### Task
Repeat the material verbatim and drop the pictures.

### The records

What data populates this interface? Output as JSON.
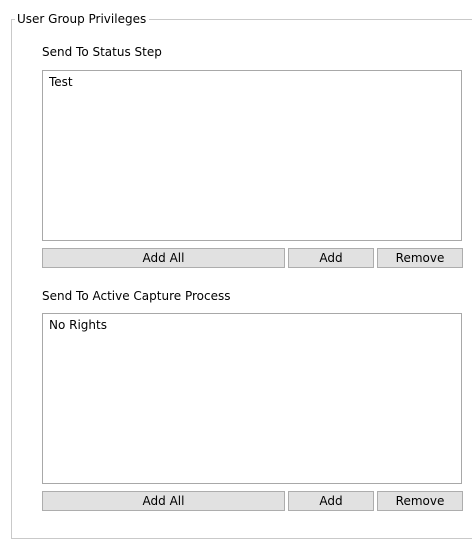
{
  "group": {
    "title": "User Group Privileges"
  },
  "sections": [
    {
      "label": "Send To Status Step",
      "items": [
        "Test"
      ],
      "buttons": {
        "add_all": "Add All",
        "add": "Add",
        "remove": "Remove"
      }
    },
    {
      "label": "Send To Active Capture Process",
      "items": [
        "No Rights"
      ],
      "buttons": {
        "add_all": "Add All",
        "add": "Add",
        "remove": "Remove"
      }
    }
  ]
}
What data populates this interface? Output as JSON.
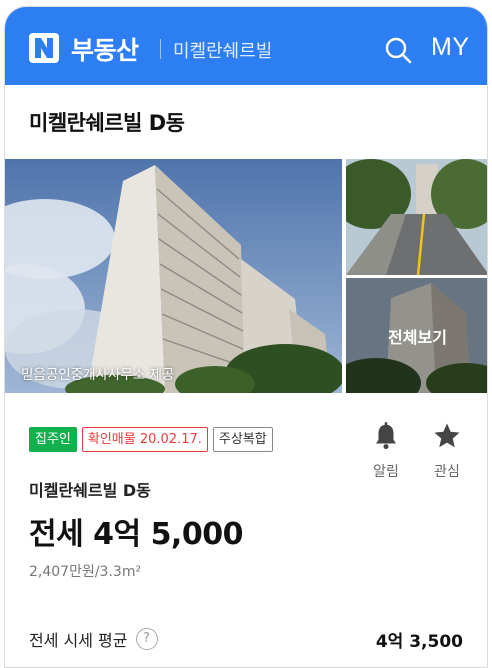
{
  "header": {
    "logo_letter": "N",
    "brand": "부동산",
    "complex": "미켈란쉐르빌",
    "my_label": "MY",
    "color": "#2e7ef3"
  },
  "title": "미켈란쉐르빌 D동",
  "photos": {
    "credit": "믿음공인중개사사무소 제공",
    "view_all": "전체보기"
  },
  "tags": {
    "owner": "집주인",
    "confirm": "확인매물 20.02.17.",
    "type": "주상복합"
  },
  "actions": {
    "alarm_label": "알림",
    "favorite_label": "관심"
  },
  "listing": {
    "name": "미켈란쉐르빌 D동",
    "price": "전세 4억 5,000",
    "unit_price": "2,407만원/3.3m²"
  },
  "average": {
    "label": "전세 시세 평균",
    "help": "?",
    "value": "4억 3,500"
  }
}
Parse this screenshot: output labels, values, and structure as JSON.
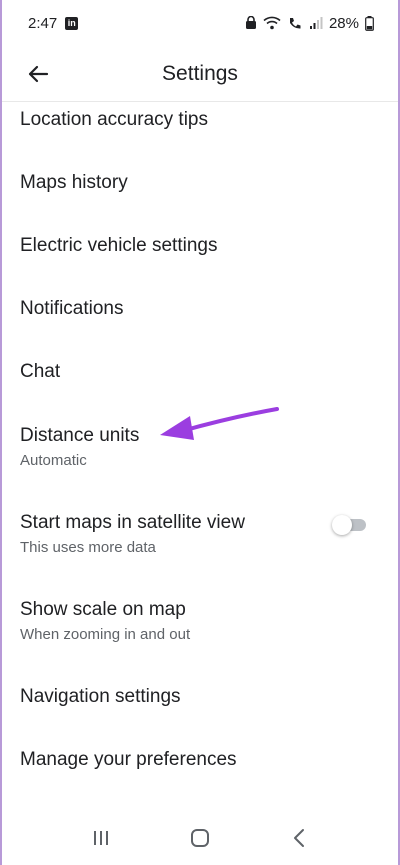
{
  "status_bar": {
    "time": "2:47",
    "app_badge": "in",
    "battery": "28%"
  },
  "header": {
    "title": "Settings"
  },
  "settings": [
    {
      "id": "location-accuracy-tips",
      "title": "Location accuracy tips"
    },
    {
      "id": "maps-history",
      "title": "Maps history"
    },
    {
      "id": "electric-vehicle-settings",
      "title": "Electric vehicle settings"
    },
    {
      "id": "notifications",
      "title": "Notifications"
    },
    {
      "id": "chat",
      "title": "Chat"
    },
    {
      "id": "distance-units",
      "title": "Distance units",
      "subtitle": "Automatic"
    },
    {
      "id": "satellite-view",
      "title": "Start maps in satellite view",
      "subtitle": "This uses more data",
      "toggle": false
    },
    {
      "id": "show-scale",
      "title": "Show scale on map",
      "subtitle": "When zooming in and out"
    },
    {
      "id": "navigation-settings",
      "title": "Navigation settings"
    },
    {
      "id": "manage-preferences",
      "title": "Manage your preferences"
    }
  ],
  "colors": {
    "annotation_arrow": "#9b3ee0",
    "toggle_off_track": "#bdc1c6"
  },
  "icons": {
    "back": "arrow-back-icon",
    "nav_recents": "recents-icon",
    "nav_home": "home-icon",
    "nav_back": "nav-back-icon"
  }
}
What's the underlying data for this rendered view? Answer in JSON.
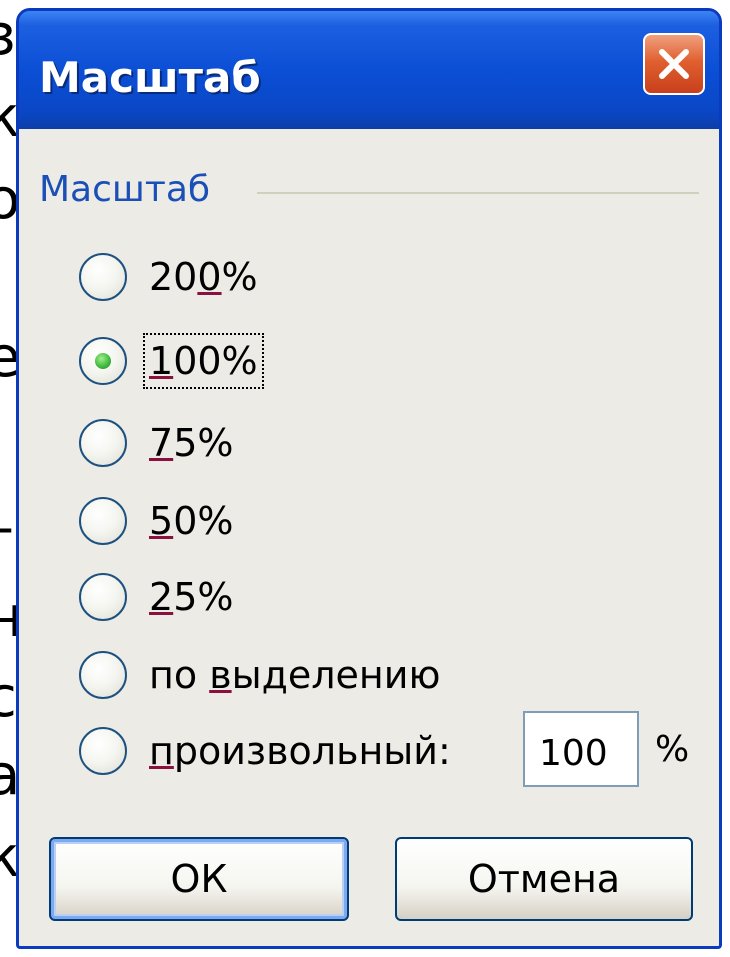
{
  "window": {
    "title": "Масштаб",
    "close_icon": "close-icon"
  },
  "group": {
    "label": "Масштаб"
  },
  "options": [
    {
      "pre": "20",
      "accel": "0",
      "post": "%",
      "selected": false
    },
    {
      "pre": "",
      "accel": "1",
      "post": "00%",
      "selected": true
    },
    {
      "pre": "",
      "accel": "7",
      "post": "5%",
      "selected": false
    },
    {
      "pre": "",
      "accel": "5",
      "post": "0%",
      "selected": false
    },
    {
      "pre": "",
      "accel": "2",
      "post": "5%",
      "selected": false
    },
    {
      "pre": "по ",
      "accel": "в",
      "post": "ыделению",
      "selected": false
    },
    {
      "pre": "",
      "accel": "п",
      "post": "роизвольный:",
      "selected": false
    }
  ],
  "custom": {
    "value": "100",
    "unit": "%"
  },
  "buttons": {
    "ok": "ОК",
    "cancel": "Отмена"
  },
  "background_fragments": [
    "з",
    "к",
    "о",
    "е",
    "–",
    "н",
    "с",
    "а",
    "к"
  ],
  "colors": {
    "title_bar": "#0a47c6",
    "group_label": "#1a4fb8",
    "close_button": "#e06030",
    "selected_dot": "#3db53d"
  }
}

### Task output
What data populates this interface? Output as JSON.
{
  "group": {
    "title": "User Group Privileges"
  },
  "sections": [
    {
      "label": "Send To Status Step",
      "items": [
        "Test"
      ],
      "buttons": {
        "add_all": "Add All",
        "add": "Add",
        "remove": "Remove"
      }
    },
    {
      "label": "Send To Active Capture Process",
      "items": [
        "No Rights"
      ],
      "buttons": {
        "add_all": "Add All",
        "add": "Add",
        "remove": "Remove"
      }
    }
  ]
}
What data populates this interface? Output as JSON.
{
  "header": {
    "logo_letter": "N",
    "brand": "부동산",
    "complex": "미켈란쉐르빌",
    "my_label": "MY",
    "color": "#2e7ef3"
  },
  "title": "미켈란쉐르빌 D동",
  "photos": {
    "credit": "믿음공인중개사사무소 제공",
    "view_all": "전체보기"
  },
  "tags": {
    "owner": "집주인",
    "confirm": "확인매물 20.02.17.",
    "type": "주상복합"
  },
  "actions": {
    "alarm_label": "알림",
    "favorite_label": "관심"
  },
  "listing": {
    "name": "미켈란쉐르빌 D동",
    "price": "전세 4억 5,000",
    "unit_price": "2,407만원/3.3m²"
  },
  "average": {
    "label": "전세 시세 평균",
    "help": "?",
    "value": "4억 3,500"
  }
}
Parse this screenshot: output labels, values, and structure as JSON.
{
  "status_bar": {
    "time": "2:47",
    "app_badge": "in",
    "battery": "28%"
  },
  "header": {
    "title": "Settings"
  },
  "settings": [
    {
      "id": "location-accuracy-tips",
      "title": "Location accuracy tips"
    },
    {
      "id": "maps-history",
      "title": "Maps history"
    },
    {
      "id": "electric-vehicle-settings",
      "title": "Electric vehicle settings"
    },
    {
      "id": "notifications",
      "title": "Notifications"
    },
    {
      "id": "chat",
      "title": "Chat"
    },
    {
      "id": "distance-units",
      "title": "Distance units",
      "subtitle": "Automatic"
    },
    {
      "id": "satellite-view",
      "title": "Start maps in satellite view",
      "subtitle": "This uses more data",
      "toggle": false
    },
    {
      "id": "show-scale",
      "title": "Show scale on map",
      "subtitle": "When zooming in and out"
    },
    {
      "id": "navigation-settings",
      "title": "Navigation settings"
    },
    {
      "id": "manage-preferences",
      "title": "Manage your preferences"
    }
  ],
  "colors": {
    "annotation_arrow": "#9b3ee0",
    "toggle_off_track": "#bdc1c6"
  },
  "icons": {
    "back": "arrow-back-icon",
    "nav_recents": "recents-icon",
    "nav_home": "home-icon",
    "nav_back": "nav-back-icon"
  }
}
What's the underlying data for this rendered view? Answer in JSON.
{
  "window": {
    "title": "Масштаб",
    "close_icon": "close-icon"
  },
  "group": {
    "label": "Масштаб"
  },
  "options": [
    {
      "pre": "20",
      "accel": "0",
      "post": "%",
      "selected": false
    },
    {
      "pre": "",
      "accel": "1",
      "post": "00%",
      "selected": true
    },
    {
      "pre": "",
      "accel": "7",
      "post": "5%",
      "selected": false
    },
    {
      "pre": "",
      "accel": "5",
      "post": "0%",
      "selected": false
    },
    {
      "pre": "",
      "accel": "2",
      "post": "5%",
      "selected": false
    },
    {
      "pre": "по ",
      "accel": "в",
      "post": "ыделению",
      "selected": false
    },
    {
      "pre": "",
      "accel": "п",
      "post": "роизвольный:",
      "selected": false
    }
  ],
  "custom": {
    "value": "100",
    "unit": "%"
  },
  "buttons": {
    "ok": "ОК",
    "cancel": "Отмена"
  },
  "background_fragments": [
    "з",
    "к",
    "о",
    "е",
    "–",
    "н",
    "с",
    "а",
    "к"
  ],
  "colors": {
    "title_bar": "#0a47c6",
    "group_label": "#1a4fb8",
    "close_button": "#e06030",
    "selected_dot": "#3db53d"
  }
}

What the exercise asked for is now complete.